Your task – Wherever the string "harakatini" appears in a line, extract that line.

start

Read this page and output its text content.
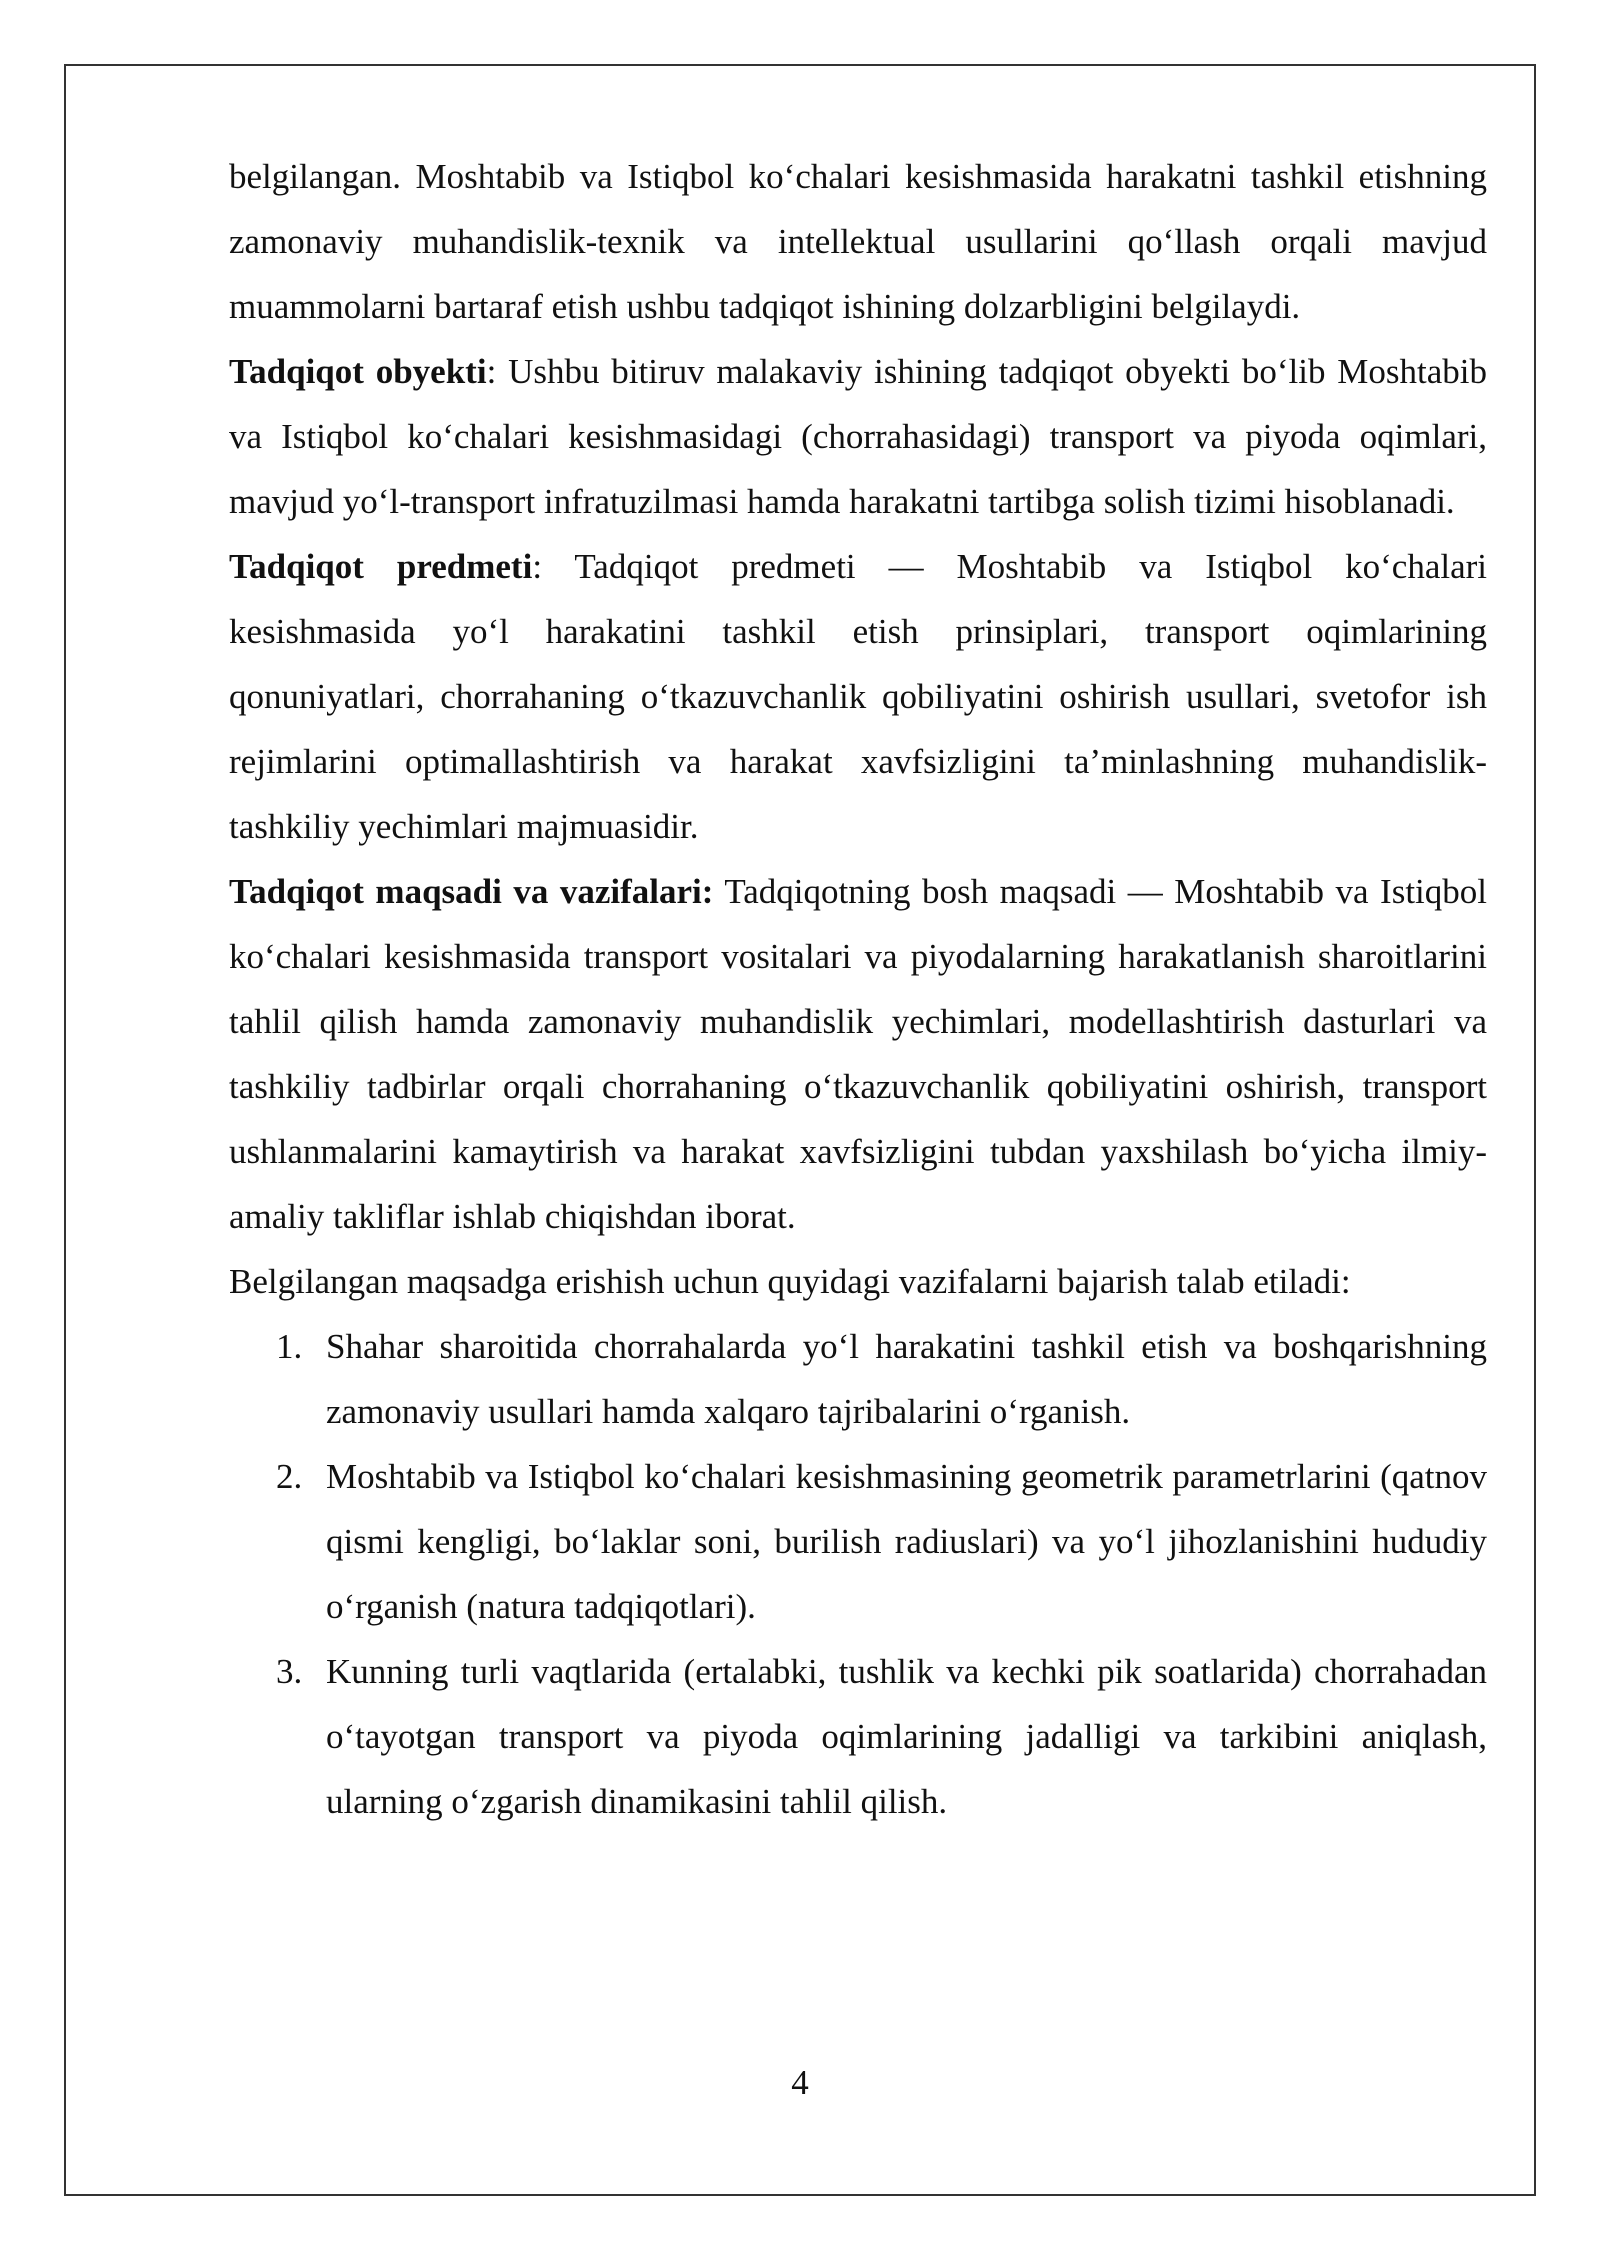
belgilangan. Moshtabib va Istiqbol ko‘chalari kesishmasida harakatni tashkil etishning zamonaviy muhandislik-texnik va intellektual usullarini qo‘llash orqali mavjud muammolarni bartaraf etish ushbu tadqiqot ishining dolzarbligini belgilaydi.

Tadqiqot obyekti: Ushbu bitiruv malakaviy ishining tadqiqot obyekti bo‘lib Moshtabib va Istiqbol ko‘chalari kesishmasidagi (chorrahasidagi) transport va piyoda oqimlari, mavjud yo‘l-transport infratuzilmasi hamda harakatni tartibga solish tizimi hisoblanadi.

Tadqiqot predmeti: Tadqiqot predmeti — Moshtabib va Istiqbol ko‘chalari kesishmasida yo‘l harakatini tashkil etish prinsiplari, transport oqimlarining qonuniyatlari, chorrahaning o‘tkazuvchanlik qobiliyatini oshirish usullari, svetofor ish rejimlarini optimallashtirish va harakat xavfsizligini ta’minlashning muhandislik-tashkiliy yechimlari majmuasidir.

Tadqiqot maqsadi va vazifalari: Tadqiqotning bosh maqsadi — Moshtabib va Istiqbol ko‘chalari kesishmasida transport vositalari va piyodalarning harakatlanish sharoitlarini tahlil qilish hamda zamonaviy muhandislik yechimlari, modellashtirish dasturlari va tashkiliy tadbirlar orqali chorrahaning o‘tkazuvchanlik qobiliyatini oshirish, transport ushlanmalarini kamaytirish va harakat xavfsizligini tubdan yaxshilash bo‘yicha ilmiy-amaliy takliflar ishlab chiqishdan iborat.

Belgilangan maqsadga erishish uchun quyidagi vazifalarni bajarish talab etiladi:

1. Shahar sharoitida chorrahalarda yo‘l harakatini tashkil etish va boshqarishning zamonaviy usullari hamda xalqaro tajribalarini o‘rganish.
2. Moshtabib va Istiqbol ko‘chalari kesishmasining geometrik parametrlarini (qatnov qismi kengligi, bo‘laklar soni, burilish radiuslari) va yo‘l jihozlanishini hududiy o‘rganish (natura tadqiqotlari).
3. Kunning turli vaqtlarida (ertalabki, tushlik va kechki pik soatlarida) chorrahadan o‘tayotgan transport va piyoda oqimlarining jadalligi va tarkibini aniqlash, ularning o‘zgarish dinamikasini tahlil qilish.
4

end

Solution –
Tadqiqot predmeti: Tadqiqot predmeti — Moshtabib va Istiqbol ko‘chalari kesishmasida yo‘l harakatini tashkil etish prinsiplari, transport oqimlarining qonuniyatlari, chorrahaning o‘tkazuvchanlik qobiliyatini oshirish usullari, svetofor ish rejimlarini optimallashtirish va harakat xavfsizligini ta’minlashning muhandislik-tashkiliy yechimlari majmuasidir.
1. Shahar sharoitida chorrahalarda yo‘l harakatini tashkil etish va boshqarishning zamonaviy usullari hamda xalqaro tajribalarini o‘rganish.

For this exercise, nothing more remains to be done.